• _BRANO_:

Da tempo le università telematiche sono al centro di grandi polemiche in Italia. Non mancano infatti attacchi da parte di chi vede in tale sistema una scorciatoia verso un titolo “facilitato”. Un modo per garantirsi posizioni in graduatoria e inserimenti aziendali.
Il mondo però cambia e la possibilità di conseguire un titolo di laurea da remoto è ormai cruciale. Un soggetto impegnato in un lavoro a tempo pieno, infatti, farebbe fatica a rispettare il regolamento di un’università canonica, che per determinate materie prevede l’obbligo di frequenza, ad esempio. Chi richiede però maggiori regole per questo comparto scolastico, è stato accontentato. Ecco cosa cambierà in seguito al decreto ministeriale.
Le nuove regole dell’università telematica
La riforma dell’università telematica sancisce un nuovo regolamento, con novità a partire dalla modalità di svolgimento degli esami. Questi dovranno essere in presenza, a meno di situazioni contingenti limitanti, dal punto di vista sanitario, personale o collettivo.
Al tempo stesso, le lezioni non saranno totalmente registrate. Il 40% del totale, infatti, dovrà essere proposto in modalità diretta. Saranno poi accreditati come “in presenza” unicamente alcuni corsi. Non si può ancora parlare di testo ufficiale ma continua il lavoro di Anvur e Cun, ormai alle battute conclusive.

• _DATI ESTRATTI_:

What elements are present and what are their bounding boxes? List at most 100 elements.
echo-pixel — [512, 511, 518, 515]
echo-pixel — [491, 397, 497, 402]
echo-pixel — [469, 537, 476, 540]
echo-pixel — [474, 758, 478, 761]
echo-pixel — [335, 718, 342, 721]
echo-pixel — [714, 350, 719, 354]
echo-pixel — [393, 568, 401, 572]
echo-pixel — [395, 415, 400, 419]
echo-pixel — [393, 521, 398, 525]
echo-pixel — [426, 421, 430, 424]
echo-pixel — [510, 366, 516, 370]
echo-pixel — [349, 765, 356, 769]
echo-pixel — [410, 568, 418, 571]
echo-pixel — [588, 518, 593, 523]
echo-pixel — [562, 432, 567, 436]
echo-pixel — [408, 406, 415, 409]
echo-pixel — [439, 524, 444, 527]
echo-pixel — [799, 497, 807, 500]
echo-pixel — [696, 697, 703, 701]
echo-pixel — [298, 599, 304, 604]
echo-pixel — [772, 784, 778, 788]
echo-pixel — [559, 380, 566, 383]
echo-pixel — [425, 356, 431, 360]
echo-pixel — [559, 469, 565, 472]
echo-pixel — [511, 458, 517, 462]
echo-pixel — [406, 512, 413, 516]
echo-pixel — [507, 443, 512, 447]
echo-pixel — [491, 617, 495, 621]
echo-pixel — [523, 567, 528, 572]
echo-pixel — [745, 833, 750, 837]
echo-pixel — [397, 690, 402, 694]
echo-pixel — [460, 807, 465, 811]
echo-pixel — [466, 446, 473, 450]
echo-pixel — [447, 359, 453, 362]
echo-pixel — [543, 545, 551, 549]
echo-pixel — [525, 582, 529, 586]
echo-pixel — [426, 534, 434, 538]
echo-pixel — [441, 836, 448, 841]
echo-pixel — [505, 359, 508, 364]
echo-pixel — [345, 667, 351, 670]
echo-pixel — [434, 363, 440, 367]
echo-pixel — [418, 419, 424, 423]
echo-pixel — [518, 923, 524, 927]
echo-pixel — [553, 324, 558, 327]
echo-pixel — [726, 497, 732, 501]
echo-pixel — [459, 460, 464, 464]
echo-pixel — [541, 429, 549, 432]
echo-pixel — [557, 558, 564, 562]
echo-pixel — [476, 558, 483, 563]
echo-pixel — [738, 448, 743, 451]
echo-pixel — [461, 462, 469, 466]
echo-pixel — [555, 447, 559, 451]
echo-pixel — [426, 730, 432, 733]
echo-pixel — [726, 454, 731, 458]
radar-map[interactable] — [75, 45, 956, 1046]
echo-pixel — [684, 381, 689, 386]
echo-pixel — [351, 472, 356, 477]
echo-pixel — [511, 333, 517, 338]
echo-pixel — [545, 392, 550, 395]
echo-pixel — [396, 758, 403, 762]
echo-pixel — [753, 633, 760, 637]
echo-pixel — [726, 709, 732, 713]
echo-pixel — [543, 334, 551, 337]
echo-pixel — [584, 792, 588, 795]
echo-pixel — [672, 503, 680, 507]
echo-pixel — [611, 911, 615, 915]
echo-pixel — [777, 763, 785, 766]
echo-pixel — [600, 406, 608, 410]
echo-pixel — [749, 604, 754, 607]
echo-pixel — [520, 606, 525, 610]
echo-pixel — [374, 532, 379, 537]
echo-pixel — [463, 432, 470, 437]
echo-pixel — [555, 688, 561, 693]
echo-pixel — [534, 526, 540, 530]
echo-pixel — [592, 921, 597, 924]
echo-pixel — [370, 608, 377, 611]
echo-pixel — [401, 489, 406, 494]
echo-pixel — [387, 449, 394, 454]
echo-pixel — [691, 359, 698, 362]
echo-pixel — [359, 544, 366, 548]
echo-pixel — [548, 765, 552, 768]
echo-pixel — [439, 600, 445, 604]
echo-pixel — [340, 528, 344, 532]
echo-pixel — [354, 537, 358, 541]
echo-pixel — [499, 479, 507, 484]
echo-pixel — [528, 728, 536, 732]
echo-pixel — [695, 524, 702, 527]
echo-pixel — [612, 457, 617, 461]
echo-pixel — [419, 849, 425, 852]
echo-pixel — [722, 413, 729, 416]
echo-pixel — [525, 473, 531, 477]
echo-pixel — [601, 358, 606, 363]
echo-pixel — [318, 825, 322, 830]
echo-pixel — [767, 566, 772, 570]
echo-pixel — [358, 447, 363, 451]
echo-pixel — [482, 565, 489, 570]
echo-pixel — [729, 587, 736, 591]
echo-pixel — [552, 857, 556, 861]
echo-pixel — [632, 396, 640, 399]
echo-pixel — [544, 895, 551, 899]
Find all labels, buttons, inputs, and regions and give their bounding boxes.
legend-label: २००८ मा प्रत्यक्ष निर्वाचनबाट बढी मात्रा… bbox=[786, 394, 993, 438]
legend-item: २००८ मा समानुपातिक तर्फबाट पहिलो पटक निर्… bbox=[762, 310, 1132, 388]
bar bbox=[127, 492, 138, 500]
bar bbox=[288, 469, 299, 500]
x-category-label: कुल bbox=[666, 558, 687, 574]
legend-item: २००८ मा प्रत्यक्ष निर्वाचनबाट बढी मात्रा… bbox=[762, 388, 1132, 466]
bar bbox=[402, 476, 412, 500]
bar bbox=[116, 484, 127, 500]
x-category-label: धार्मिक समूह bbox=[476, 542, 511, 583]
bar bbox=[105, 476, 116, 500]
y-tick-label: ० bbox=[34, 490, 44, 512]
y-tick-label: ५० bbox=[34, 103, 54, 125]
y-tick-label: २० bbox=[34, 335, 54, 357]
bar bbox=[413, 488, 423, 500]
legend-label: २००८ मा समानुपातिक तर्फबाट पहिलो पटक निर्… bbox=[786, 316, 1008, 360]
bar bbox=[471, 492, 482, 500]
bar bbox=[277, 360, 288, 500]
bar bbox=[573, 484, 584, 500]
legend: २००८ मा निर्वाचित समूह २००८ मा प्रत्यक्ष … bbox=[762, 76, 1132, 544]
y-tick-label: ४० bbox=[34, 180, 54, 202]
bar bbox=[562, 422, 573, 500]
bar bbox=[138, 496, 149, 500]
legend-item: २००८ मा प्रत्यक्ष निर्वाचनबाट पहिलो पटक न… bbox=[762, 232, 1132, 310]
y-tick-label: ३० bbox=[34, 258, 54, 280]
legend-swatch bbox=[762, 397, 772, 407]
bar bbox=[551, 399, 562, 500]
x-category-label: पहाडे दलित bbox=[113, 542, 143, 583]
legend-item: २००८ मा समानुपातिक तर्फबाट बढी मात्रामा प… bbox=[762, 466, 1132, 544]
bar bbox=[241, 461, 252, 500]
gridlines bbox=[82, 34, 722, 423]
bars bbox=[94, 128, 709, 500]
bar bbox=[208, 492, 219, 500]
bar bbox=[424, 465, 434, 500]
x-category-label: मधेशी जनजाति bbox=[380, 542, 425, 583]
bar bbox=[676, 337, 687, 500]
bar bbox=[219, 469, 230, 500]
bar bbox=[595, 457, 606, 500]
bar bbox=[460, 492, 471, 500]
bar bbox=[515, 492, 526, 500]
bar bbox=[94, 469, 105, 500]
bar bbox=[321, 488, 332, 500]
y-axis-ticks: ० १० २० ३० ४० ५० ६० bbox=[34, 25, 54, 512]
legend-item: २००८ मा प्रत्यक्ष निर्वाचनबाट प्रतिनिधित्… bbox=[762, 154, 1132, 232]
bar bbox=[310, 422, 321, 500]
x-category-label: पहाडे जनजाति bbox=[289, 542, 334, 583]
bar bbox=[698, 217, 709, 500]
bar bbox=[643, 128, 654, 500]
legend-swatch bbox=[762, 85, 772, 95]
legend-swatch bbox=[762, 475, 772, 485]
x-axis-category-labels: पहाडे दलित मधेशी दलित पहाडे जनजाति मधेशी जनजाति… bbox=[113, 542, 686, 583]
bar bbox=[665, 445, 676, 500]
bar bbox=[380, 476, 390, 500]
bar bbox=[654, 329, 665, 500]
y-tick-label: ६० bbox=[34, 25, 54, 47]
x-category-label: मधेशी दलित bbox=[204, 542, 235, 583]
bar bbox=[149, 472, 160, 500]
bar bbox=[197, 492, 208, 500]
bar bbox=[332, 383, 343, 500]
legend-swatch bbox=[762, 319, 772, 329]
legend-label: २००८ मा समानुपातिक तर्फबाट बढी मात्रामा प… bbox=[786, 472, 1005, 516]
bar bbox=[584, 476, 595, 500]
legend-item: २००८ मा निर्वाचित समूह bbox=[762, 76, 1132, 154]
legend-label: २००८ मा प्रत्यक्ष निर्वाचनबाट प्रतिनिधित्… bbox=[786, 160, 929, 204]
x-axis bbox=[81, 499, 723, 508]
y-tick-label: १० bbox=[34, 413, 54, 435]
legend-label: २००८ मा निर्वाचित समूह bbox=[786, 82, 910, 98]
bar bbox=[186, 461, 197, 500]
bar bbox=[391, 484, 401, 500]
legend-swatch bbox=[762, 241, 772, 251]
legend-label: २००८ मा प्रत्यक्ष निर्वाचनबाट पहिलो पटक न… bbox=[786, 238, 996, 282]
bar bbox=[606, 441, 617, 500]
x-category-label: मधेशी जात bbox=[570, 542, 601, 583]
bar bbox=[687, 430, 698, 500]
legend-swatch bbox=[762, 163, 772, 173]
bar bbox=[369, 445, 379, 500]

• _SERIE DI ESERCIZI_:
- A) Secondo il brano sulle università telematiche, quale quota delle lezioni dovrà essere proposta in modalità diretta?
- B) Per favore, prosegui il brano sulle università telematiche a partire dall'ultima frase riportata.

• _RISPOSTE AGLI ESERCIZI_:
- A) Il 40% del totale.

- B)
L’obiettivo è quello di riuscire a presentare alla ministra dell’Università e Ricerca, Anna Maria Bernini, il testo ultimato prima della pausa estiva. La speranza è infatti quella di rendere il tutto effettivo già a partire dall’anno accademico 2024-25. Il nodo cardine sembra essere quello del numero di docenti. Stando al Dm 1154/2021, sono necessari 7 professori di riferimento per i corsi in campo umanistico-sociale a distanza. Sono 3 invece i docenti per numerosità degli studenti iscritti al primo anno, fino a 250.
In termini pratici, si parla di 14 docenti (6 ordinari e associati) per un corso di 500 studenti iscritti al primo anno. Si ipotizza il moltiplicare per 1,5 la numerosità degli studenti, a parità di numero di docenti di riferimento.
Una crescita evidente
È evidente come in Italia si navighi su percorsi ben differenti in campo universitario, quando si parla di atenei canonici e telematici. Nel primo caso non si contano le storie personali di studenti distrutti emotivamente da un sistema (e da docenti) che sembra strutturato per ostacolarli.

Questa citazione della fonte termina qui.